Task objective
Copy each line of the data below with the word "growth".

Records supplied
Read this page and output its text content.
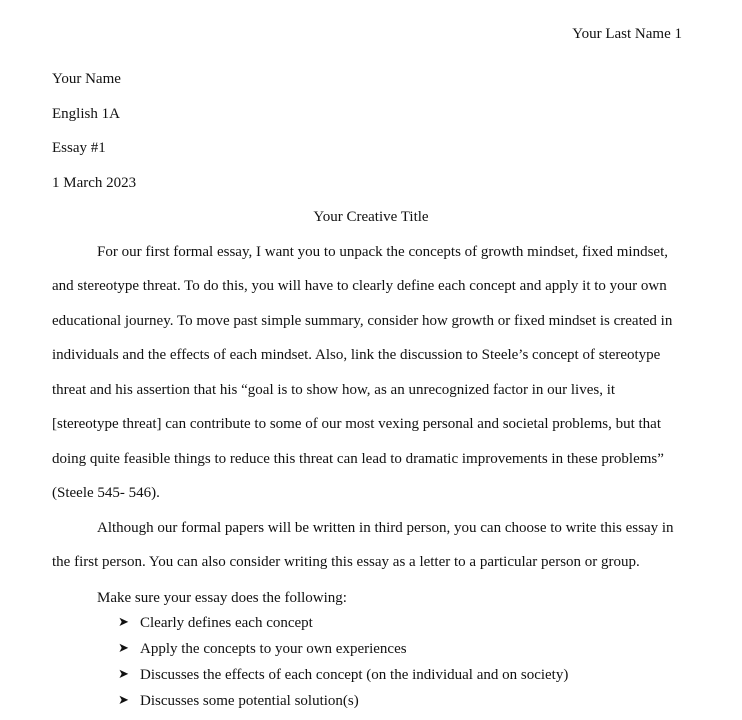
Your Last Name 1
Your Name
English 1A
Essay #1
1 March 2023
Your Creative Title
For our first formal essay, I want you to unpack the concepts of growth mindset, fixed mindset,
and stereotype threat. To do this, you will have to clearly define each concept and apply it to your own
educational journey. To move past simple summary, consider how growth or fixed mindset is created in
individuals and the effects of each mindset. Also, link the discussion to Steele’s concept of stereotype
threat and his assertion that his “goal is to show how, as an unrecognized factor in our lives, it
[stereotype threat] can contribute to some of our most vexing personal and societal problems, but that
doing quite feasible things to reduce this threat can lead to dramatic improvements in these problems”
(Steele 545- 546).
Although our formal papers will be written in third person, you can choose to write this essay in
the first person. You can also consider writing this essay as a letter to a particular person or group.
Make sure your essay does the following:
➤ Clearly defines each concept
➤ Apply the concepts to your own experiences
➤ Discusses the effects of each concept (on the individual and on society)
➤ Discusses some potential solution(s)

* * *

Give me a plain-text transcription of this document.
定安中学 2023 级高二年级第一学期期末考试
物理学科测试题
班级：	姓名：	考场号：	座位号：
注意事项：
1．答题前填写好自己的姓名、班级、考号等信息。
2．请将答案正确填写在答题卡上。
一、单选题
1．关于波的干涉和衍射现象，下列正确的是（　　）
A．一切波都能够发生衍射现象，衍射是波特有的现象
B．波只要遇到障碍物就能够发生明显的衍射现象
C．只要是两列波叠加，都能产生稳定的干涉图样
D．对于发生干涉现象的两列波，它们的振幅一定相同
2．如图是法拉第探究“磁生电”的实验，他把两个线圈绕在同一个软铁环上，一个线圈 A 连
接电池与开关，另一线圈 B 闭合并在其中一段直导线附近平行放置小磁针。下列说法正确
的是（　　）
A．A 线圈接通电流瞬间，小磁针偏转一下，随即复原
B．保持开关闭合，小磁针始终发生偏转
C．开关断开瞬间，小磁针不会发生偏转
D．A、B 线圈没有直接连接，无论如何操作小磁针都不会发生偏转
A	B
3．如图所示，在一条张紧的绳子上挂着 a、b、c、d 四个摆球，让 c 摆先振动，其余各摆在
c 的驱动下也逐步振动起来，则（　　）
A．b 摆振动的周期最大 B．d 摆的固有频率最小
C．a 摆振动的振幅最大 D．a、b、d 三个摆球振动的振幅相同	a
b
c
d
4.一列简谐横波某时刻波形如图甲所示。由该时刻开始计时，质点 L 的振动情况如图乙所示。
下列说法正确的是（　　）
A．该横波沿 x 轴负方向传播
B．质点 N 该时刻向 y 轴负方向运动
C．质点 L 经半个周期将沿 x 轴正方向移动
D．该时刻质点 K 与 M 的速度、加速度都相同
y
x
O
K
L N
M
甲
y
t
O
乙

---

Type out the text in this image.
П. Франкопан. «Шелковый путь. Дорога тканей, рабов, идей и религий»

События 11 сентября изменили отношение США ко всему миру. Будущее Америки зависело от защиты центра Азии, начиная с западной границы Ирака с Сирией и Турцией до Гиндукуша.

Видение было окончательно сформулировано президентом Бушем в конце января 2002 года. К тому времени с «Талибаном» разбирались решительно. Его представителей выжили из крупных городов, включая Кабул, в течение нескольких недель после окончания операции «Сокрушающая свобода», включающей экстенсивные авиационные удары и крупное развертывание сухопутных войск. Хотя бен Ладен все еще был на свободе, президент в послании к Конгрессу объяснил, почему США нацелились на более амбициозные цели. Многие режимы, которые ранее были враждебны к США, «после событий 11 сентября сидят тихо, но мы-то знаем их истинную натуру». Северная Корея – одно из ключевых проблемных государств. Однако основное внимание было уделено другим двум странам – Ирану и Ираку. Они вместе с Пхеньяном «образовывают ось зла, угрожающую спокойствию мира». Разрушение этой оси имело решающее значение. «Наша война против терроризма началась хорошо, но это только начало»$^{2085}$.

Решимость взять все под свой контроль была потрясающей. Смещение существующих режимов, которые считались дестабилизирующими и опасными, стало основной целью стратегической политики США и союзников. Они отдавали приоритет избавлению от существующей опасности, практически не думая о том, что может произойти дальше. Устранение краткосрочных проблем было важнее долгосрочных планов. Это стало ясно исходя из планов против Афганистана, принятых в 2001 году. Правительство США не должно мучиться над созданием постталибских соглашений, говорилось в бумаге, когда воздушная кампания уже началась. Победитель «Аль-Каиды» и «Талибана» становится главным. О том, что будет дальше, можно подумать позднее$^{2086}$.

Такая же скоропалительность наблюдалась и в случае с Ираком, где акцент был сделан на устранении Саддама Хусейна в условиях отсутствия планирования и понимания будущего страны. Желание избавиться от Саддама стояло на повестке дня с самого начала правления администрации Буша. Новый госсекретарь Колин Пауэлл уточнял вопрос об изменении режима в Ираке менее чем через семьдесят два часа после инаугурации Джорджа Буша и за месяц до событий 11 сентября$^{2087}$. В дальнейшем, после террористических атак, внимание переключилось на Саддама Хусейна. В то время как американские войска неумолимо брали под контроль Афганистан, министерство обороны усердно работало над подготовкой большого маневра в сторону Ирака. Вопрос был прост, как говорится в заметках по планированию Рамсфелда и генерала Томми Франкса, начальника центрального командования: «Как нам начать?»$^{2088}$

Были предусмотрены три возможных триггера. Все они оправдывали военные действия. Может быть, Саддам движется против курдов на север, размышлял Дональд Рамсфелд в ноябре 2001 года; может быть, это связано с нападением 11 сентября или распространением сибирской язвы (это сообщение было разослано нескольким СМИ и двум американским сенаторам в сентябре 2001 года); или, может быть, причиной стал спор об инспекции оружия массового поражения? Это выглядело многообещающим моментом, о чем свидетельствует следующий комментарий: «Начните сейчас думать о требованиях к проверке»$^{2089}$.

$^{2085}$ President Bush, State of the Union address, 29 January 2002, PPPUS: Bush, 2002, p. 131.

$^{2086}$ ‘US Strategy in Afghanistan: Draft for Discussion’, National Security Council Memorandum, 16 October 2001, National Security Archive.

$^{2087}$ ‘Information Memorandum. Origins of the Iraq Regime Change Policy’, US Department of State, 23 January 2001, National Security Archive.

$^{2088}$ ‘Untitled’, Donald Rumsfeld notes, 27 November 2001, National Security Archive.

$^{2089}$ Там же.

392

Expected output
For our first formal essay, I want you to unpack the concepts of growth mindset, fixed mindset,
educational journey. To move past simple summary, consider how growth or fixed mindset is created in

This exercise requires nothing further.